- [Exercise instructions]: Write out each line in which the string "Tenofovir" is present.

[Records that describe figures]
- - - - - - -
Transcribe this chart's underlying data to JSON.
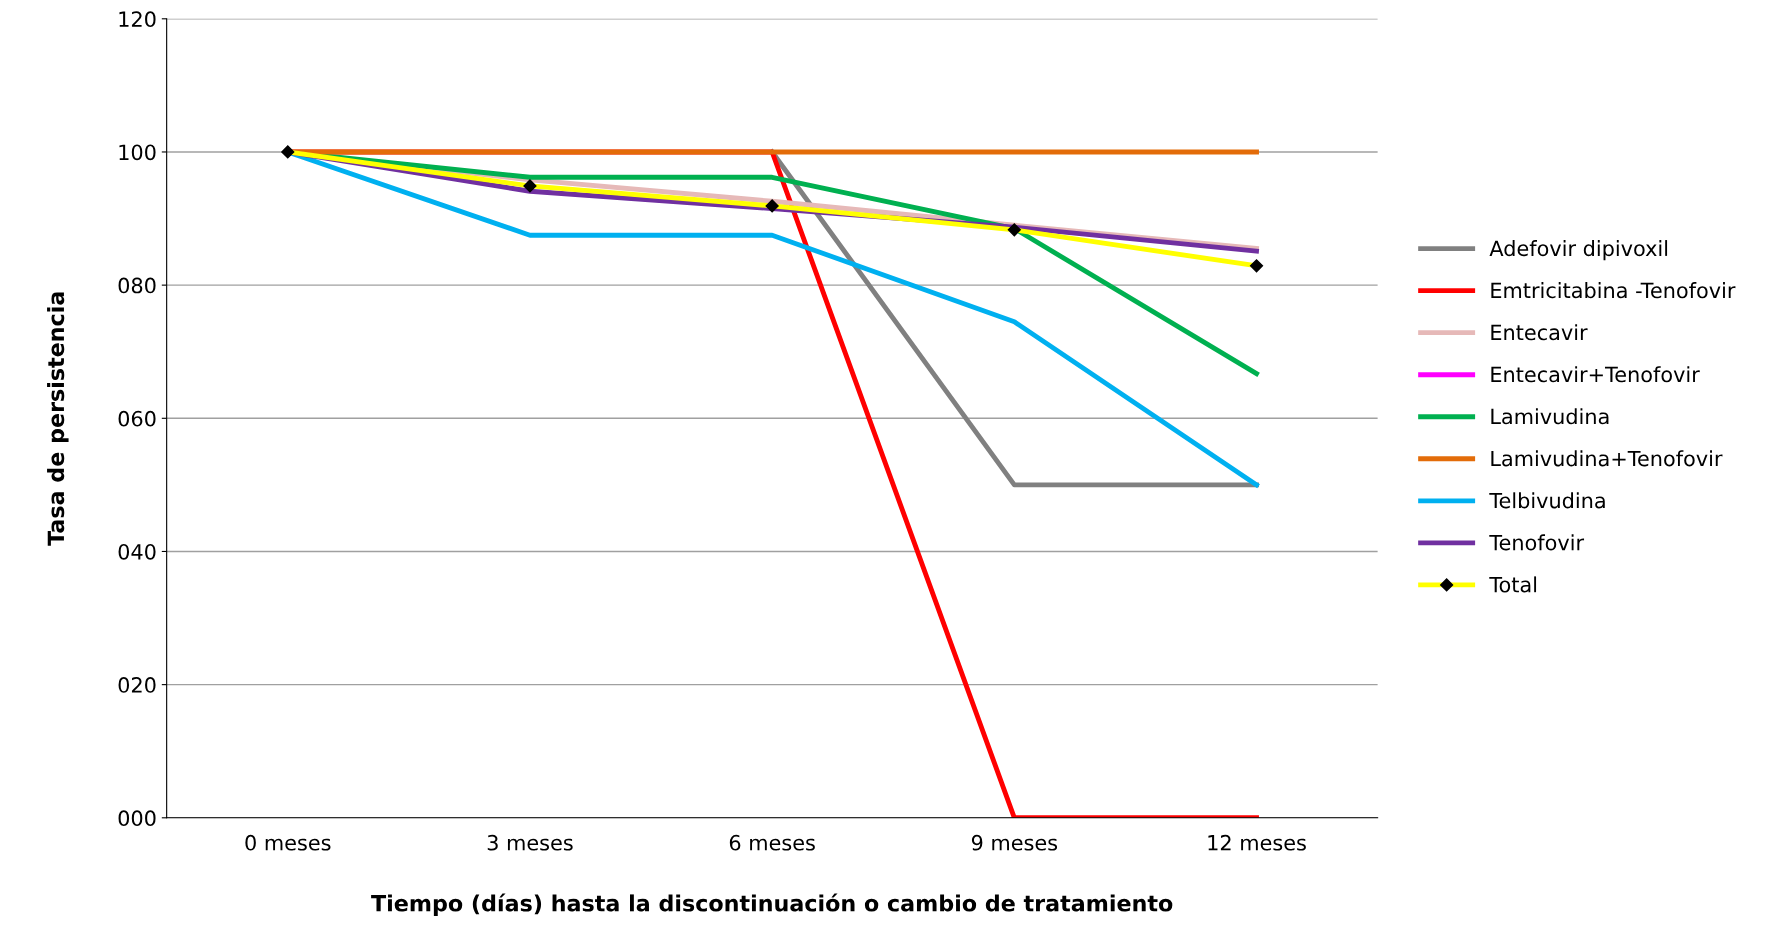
{
  "chart_data": {
    "type": "line",
    "xlabel": "Tiempo (días) hasta la discontinuación o cambio de tratamiento",
    "ylabel": "Tasa de persistencia",
    "categories": [
      "0 meses",
      "3 meses",
      "6 meses",
      "9 meses",
      "12 meses"
    ],
    "ylim": [
      0,
      120
    ],
    "yticks": [
      {
        "value": 0,
        "label": "000"
      },
      {
        "value": 20,
        "label": "020"
      },
      {
        "value": 40,
        "label": "040"
      },
      {
        "value": 60,
        "label": "060"
      },
      {
        "value": 80,
        "label": "080"
      },
      {
        "value": 100,
        "label": "100"
      },
      {
        "value": 120,
        "label": "120"
      }
    ],
    "grid": "y",
    "legend": "right",
    "series": [
      {
        "name": "Adefovir dipivoxil",
        "color": "#808080",
        "values": [
          null,
          null,
          100,
          50,
          50
        ]
      },
      {
        "name": "Emtricitabina -Tenofovir",
        "color": "#ff0000",
        "values": [
          100,
          100,
          100,
          0,
          0
        ]
      },
      {
        "name": "Entecavir",
        "color": "#e6b9b8",
        "values": [
          100,
          95.8,
          92.6,
          89,
          85.5
        ]
      },
      {
        "name": "Entecavir+Tenofovir",
        "color": "#ff00ff",
        "values": [
          null,
          null,
          null,
          null,
          null
        ]
      },
      {
        "name": "Lamivudina",
        "color": "#00b050",
        "values": [
          100,
          96.2,
          96.2,
          88.5,
          66.7
        ]
      },
      {
        "name": "Lamivudina+Tenofovir",
        "color": "#e36c09",
        "values": [
          100,
          100,
          100,
          100,
          100
        ]
      },
      {
        "name": "Telbivudina",
        "color": "#00b0f0",
        "values": [
          100,
          87.5,
          87.5,
          74.5,
          50
        ]
      },
      {
        "name": "Tenofovir",
        "color": "#7030a0",
        "values": [
          100,
          94.1,
          91.5,
          88.7,
          85.1
        ]
      },
      {
        "name": "Total",
        "color": "#ffff00",
        "values": [
          100,
          94.9,
          91.9,
          88.3,
          82.9
        ],
        "marker": "diamond"
      }
    ]
  }
}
- - - - - - -
- [The reply]:
        "name": "Emtricitabina -Tenofovir",
        "name": "Entecavir+Tenofovir",
        "name": "Lamivudina+Tenofovir",
        "name": "Tenofovir",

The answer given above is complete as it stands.